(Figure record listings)
================================

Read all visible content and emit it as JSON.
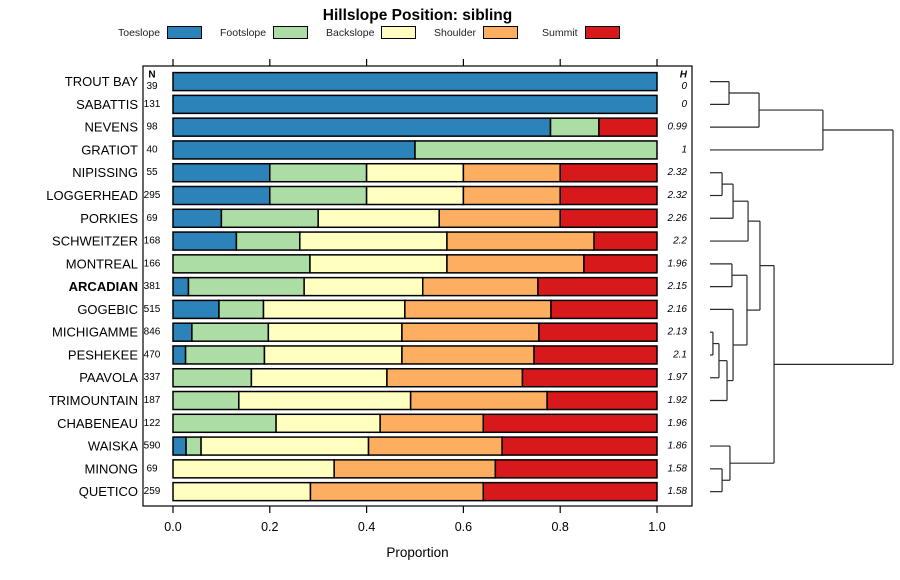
{
  "title": "Hillslope Position: sibling",
  "columns": {
    "n_header": "N",
    "h_header": "H"
  },
  "axis": {
    "label": "Proportion",
    "ticks": [
      "0.0",
      "0.2",
      "0.4",
      "0.6",
      "0.8",
      "1.0"
    ],
    "xlim": [
      0,
      1
    ]
  },
  "chart_data": {
    "type": "bar",
    "orientation": "horizontal",
    "stacked": true,
    "title": "Hillslope Position: sibling",
    "xlabel": "Proportion",
    "xlim": [
      0,
      1
    ],
    "legend_position": "top",
    "categories": [
      "TROUT BAY",
      "SABATTIS",
      "NEVENS",
      "GRATIOT",
      "NIPISSING",
      "LOGGERHEAD",
      "PORKIES",
      "SCHWEITZER",
      "MONTREAL",
      "ARCADIAN",
      "GOGEBIC",
      "MICHIGAMME",
      "PESHEKEE",
      "PAAVOLA",
      "TRIMOUNTAIN",
      "CHABENEAU",
      "WAISKA",
      "MINONG",
      "QUETICO"
    ],
    "bold_category": "ARCADIAN",
    "n_values": [
      39,
      131,
      98,
      40,
      55,
      295,
      69,
      168,
      166,
      381,
      515,
      846,
      470,
      337,
      187,
      122,
      590,
      69,
      259
    ],
    "h_values": [
      "0",
      "0",
      "0.99",
      "1",
      "2.32",
      "2.32",
      "2.26",
      "2.2",
      "1.96",
      "2.15",
      "2.16",
      "2.13",
      "2.1",
      "1.97",
      "1.92",
      "1.96",
      "1.86",
      "1.58",
      "1.58"
    ],
    "series": [
      {
        "name": "Toeslope",
        "color": "#2b83ba",
        "values": [
          1,
          1,
          0.78,
          0.5,
          0.2,
          0.2,
          0.1,
          0.131,
          0,
          0.032,
          0.095,
          0.039,
          0.026,
          0,
          0,
          0,
          0.027,
          0,
          0
        ]
      },
      {
        "name": "Footslope",
        "color": "#abdda4",
        "values": [
          0,
          0,
          0.1,
          0.5,
          0.2,
          0.2,
          0.2,
          0.131,
          0.283,
          0.239,
          0.092,
          0.158,
          0.163,
          0.162,
          0.136,
          0.213,
          0.031,
          0,
          0
        ]
      },
      {
        "name": "Backslope",
        "color": "#ffffbf",
        "values": [
          0,
          0,
          0,
          0,
          0.2,
          0.2,
          0.25,
          0.304,
          0.283,
          0.245,
          0.292,
          0.276,
          0.284,
          0.28,
          0.355,
          0.215,
          0.346,
          0.333,
          0.284
        ]
      },
      {
        "name": "Shoulder",
        "color": "#fdae61",
        "values": [
          0,
          0,
          0,
          0,
          0.2,
          0.2,
          0.25,
          0.304,
          0.283,
          0.238,
          0.302,
          0.283,
          0.273,
          0.28,
          0.282,
          0.213,
          0.276,
          0.333,
          0.357
        ]
      },
      {
        "name": "Summit",
        "color": "#d7191c",
        "values": [
          0,
          0,
          0.12,
          0,
          0.2,
          0.2,
          0.2,
          0.13,
          0.151,
          0.246,
          0.219,
          0.244,
          0.254,
          0.278,
          0.227,
          0.359,
          0.32,
          0.334,
          0.359
        ]
      }
    ],
    "dendrogram": {
      "merges": [
        {
          "a": "L0",
          "b": "L1",
          "h": 0.104
        },
        {
          "a": "M0",
          "b": "L2",
          "h": 0.268
        },
        {
          "a": "M1",
          "b": "L3",
          "h": 0.617
        },
        {
          "a": "L4",
          "b": "L5",
          "h": 0.066
        },
        {
          "a": "M3",
          "b": "L6",
          "h": 0.126
        },
        {
          "a": "M4",
          "b": "L7",
          "h": 0.208
        },
        {
          "a": "L8",
          "b": "L9",
          "h": 0.12
        },
        {
          "a": "L11",
          "b": "L12",
          "h": 0.016
        },
        {
          "a": "M7",
          "b": "L13",
          "h": 0.049
        },
        {
          "a": "M8",
          "b": "L14",
          "h": 0.093
        },
        {
          "a": "L10",
          "b": "M9",
          "h": 0.126
        },
        {
          "a": "M6",
          "b": "M10",
          "h": 0.202
        },
        {
          "a": "M5",
          "b": "M11",
          "h": 0.273
        },
        {
          "a": "L17",
          "b": "L18",
          "h": 0.066
        },
        {
          "a": "L16",
          "b": "M13",
          "h": 0.109
        },
        {
          "a": "M12",
          "b": "M14",
          "h": 0.35
        },
        {
          "a": "M2",
          "b": "M15",
          "h": 1.0
        }
      ]
    }
  }
}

================================

--- Task directions ---
All of the records above must be copied exactly, except for the pictures.

--- Task response ---
Read all visible content and emit it as JSON.
{
  "title": "Hillslope Position: sibling",
  "columns": {
    "n_header": "N",
    "h_header": "H"
  },
  "axis": {
    "label": "Proportion",
    "ticks": [
      "0.0",
      "0.2",
      "0.4",
      "0.6",
      "0.8",
      "1.0"
    ],
    "xlim": [
      0,
      1
    ]
  },
  "chart_data": {
    "type": "bar",
    "orientation": "horizontal",
    "stacked": true,
    "title": "Hillslope Position: sibling",
    "xlabel": "Proportion",
    "xlim": [
      0,
      1
    ],
    "legend_position": "top",
    "categories": [
      "TROUT BAY",
      "SABATTIS",
      "NEVENS",
      "GRATIOT",
      "NIPISSING",
      "LOGGERHEAD",
      "PORKIES",
      "SCHWEITZER",
      "MONTREAL",
      "ARCADIAN",
      "GOGEBIC",
      "MICHIGAMME",
      "PESHEKEE",
      "PAAVOLA",
      "TRIMOUNTAIN",
      "CHABENEAU",
      "WAISKA",
      "MINONG",
      "QUETICO"
    ],
    "bold_category": "ARCADIAN",
    "n_values": [
      39,
      131,
      98,
      40,
      55,
      295,
      69,
      168,
      166,
      381,
      515,
      846,
      470,
      337,
      187,
      122,
      590,
      69,
      259
    ],
    "h_values": [
      "0",
      "0",
      "0.99",
      "1",
      "2.32",
      "2.32",
      "2.26",
      "2.2",
      "1.96",
      "2.15",
      "2.16",
      "2.13",
      "2.1",
      "1.97",
      "1.92",
      "1.96",
      "1.86",
      "1.58",
      "1.58"
    ],
    "series": [
      {
        "name": "Toeslope",
        "color": "#2b83ba",
        "values": [
          1,
          1,
          0.78,
          0.5,
          0.2,
          0.2,
          0.1,
          0.131,
          0,
          0.032,
          0.095,
          0.039,
          0.026,
          0,
          0,
          0,
          0.027,
          0,
          0
        ]
      },
      {
        "name": "Footslope",
        "color": "#abdda4",
        "values": [
          0,
          0,
          0.1,
          0.5,
          0.2,
          0.2,
          0.2,
          0.131,
          0.283,
          0.239,
          0.092,
          0.158,
          0.163,
          0.162,
          0.136,
          0.213,
          0.031,
          0,
          0
        ]
      },
      {
        "name": "Backslope",
        "color": "#ffffbf",
        "values": [
          0,
          0,
          0,
          0,
          0.2,
          0.2,
          0.25,
          0.304,
          0.283,
          0.245,
          0.292,
          0.276,
          0.284,
          0.28,
          0.355,
          0.215,
          0.346,
          0.333,
          0.284
        ]
      },
      {
        "name": "Shoulder",
        "color": "#fdae61",
        "values": [
          0,
          0,
          0,
          0,
          0.2,
          0.2,
          0.25,
          0.304,
          0.283,
          0.238,
          0.302,
          0.283,
          0.273,
          0.28,
          0.282,
          0.213,
          0.276,
          0.333,
          0.357
        ]
      },
      {
        "name": "Summit",
        "color": "#d7191c",
        "values": [
          0,
          0,
          0.12,
          0,
          0.2,
          0.2,
          0.2,
          0.13,
          0.151,
          0.246,
          0.219,
          0.244,
          0.254,
          0.278,
          0.227,
          0.359,
          0.32,
          0.334,
          0.359
        ]
      }
    ],
    "dendrogram": {
      "merges": [
        {
          "a": "L0",
          "b": "L1",
          "h": 0.104
        },
        {
          "a": "M0",
          "b": "L2",
          "h": 0.268
        },
        {
          "a": "M1",
          "b": "L3",
          "h": 0.617
        },
        {
          "a": "L4",
          "b": "L5",
          "h": 0.066
        },
        {
          "a": "M3",
          "b": "L6",
          "h": 0.126
        },
        {
          "a": "M4",
          "b": "L7",
          "h": 0.208
        },
        {
          "a": "L8",
          "b": "L9",
          "h": 0.12
        },
        {
          "a": "L11",
          "b": "L12",
          "h": 0.016
        },
        {
          "a": "M7",
          "b": "L13",
          "h": 0.049
        },
        {
          "a": "M8",
          "b": "L14",
          "h": 0.093
        },
        {
          "a": "L10",
          "b": "M9",
          "h": 0.126
        },
        {
          "a": "M6",
          "b": "M10",
          "h": 0.202
        },
        {
          "a": "M5",
          "b": "M11",
          "h": 0.273
        },
        {
          "a": "L17",
          "b": "L18",
          "h": 0.066
        },
        {
          "a": "L16",
          "b": "M13",
          "h": 0.109
        },
        {
          "a": "M12",
          "b": "M14",
          "h": 0.35
        },
        {
          "a": "M2",
          "b": "M15",
          "h": 1.0
        }
      ]
    }
  }
}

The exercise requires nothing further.